» Dataset records:
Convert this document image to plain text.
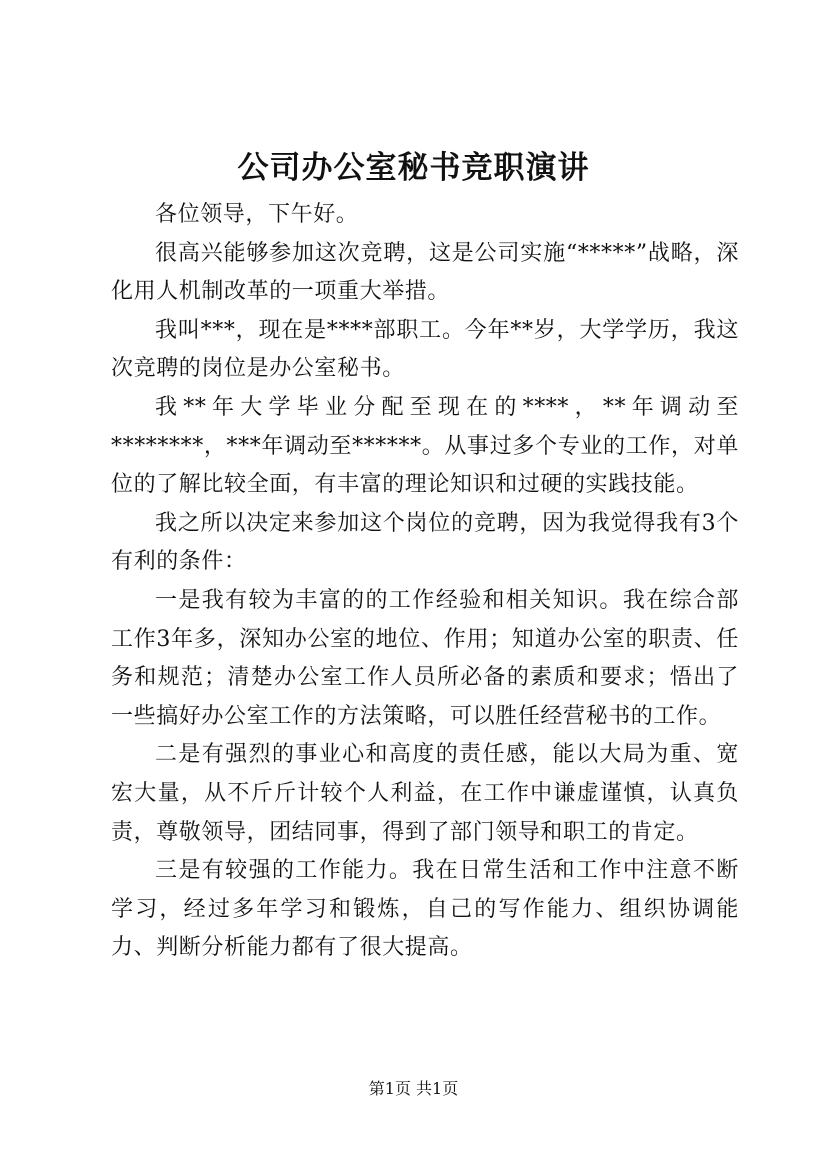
公司办公室秘书竞职演讲

各位领导，下午好。

很高兴能够参加这次竞聘，这是公司实施“*****”战略，深化用人机制改革的一项重大举措。

我叫***，现在是****部职工。今年**岁，大学学历，我这次竞聘的岗位是办公室秘书。

我**年大学毕业分配至现在的****，**年调动至********，***年调动至******。从事过多个专业的工作，对单位的了解比较全面，有丰富的理论知识和过硬的实践技能。

我之所以决定来参加这个岗位的竞聘，因为我觉得我有3个有利的条件：

一是我有较为丰富的的工作经验和相关知识。我在综合部工作3年多，深知办公室的地位、作用；知道办公室的职责、任务和规范；清楚办公室工作人员所必备的素质和要求；悟出了一些搞好办公室工作的方法策略，可以胜任经营秘书的工作。

二是有强烈的事业心和高度的责任感，能以大局为重、宽宏大量，从不斤斤计较个人利益，在工作中谦虚谨慎，认真负责，尊敬领导，团结同事，得到了部门领导和职工的肯定。

三是有较强的工作能力。我在日常生活和工作中注意不断学习，经过多年学习和锻炼，自己的写作能力、组织协调能力、判断分析能力都有了很大提高。

第1页 共1页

» Exercise prompt:
Pictures are excluded; repeat every record exactly.

» Response to the task:
Convert this document image to plain text.
公司办公室秘书竞职演讲

各位领导，下午好。

很高兴能够参加这次竞聘，这是公司实施“*****”战略，深化用人机制改革的一项重大举措。

我叫***，现在是****部职工。今年**岁，大学学历，我这次竞聘的岗位是办公室秘书。

我**年大学毕业分配至现在的****，**年调动至********，***年调动至******。从事过多个专业的工作，对单位的了解比较全面，有丰富的理论知识和过硬的实践技能。

我之所以决定来参加这个岗位的竞聘，因为我觉得我有3个有利的条件：

一是我有较为丰富的的工作经验和相关知识。我在综合部工作3年多，深知办公室的地位、作用；知道办公室的职责、任务和规范；清楚办公室工作人员所必备的素质和要求；悟出了一些搞好办公室工作的方法策略，可以胜任经营秘书的工作。

二是有强烈的事业心和高度的责任感，能以大局为重、宽宏大量，从不斤斤计较个人利益，在工作中谦虚谨慎，认真负责，尊敬领导，团结同事，得到了部门领导和职工的肯定。

三是有较强的工作能力。我在日常生活和工作中注意不断学习，经过多年学习和锻炼，自己的写作能力、组织协调能力、判断分析能力都有了很大提高。

第1页 共1页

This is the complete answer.